__WHAT THE TASK ASKS__: Please pull out every line that includes the string "this".

[Stored records]
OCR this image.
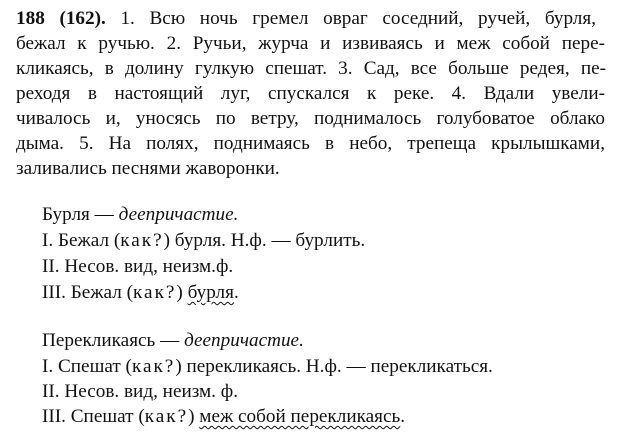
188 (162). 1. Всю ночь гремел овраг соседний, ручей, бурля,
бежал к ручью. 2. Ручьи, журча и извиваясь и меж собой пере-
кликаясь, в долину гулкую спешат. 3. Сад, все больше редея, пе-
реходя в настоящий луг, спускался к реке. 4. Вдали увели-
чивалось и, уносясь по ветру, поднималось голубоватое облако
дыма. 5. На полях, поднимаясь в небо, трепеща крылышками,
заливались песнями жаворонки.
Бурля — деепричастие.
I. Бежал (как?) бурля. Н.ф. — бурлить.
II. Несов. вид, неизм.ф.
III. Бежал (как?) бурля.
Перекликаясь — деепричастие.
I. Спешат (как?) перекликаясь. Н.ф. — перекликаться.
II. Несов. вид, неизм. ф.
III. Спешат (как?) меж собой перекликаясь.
--
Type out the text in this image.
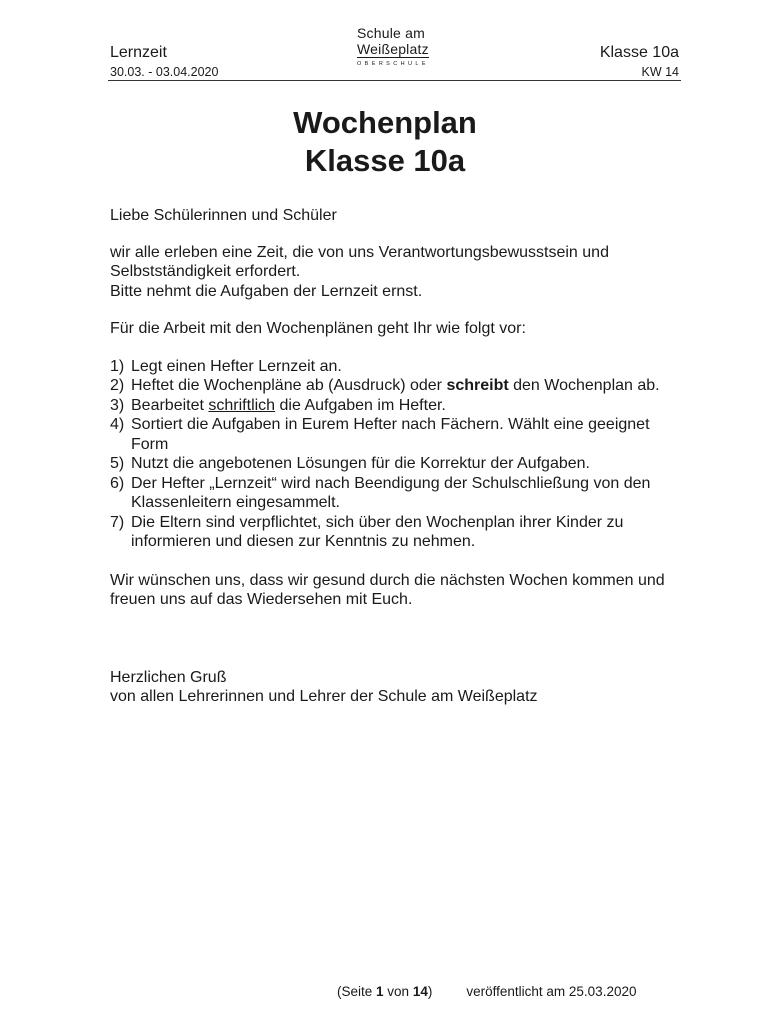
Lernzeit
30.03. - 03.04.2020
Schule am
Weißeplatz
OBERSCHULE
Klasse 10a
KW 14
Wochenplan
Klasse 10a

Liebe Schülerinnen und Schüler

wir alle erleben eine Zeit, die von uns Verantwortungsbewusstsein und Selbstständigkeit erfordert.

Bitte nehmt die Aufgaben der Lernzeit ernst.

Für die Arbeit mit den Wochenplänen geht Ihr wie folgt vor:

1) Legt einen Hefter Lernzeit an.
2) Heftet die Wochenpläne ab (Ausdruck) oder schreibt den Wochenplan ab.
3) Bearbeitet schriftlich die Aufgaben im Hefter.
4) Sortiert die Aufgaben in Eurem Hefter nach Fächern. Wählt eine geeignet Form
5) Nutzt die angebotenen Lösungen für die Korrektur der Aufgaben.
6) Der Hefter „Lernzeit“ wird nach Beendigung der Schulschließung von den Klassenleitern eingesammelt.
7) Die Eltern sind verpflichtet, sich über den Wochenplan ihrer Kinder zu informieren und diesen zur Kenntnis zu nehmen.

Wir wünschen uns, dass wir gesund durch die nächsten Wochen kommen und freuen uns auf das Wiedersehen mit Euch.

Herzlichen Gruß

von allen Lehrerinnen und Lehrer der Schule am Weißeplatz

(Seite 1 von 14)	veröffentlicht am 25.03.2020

__TASK RESPONSE__:
OCR this image.
Type out the text in this image.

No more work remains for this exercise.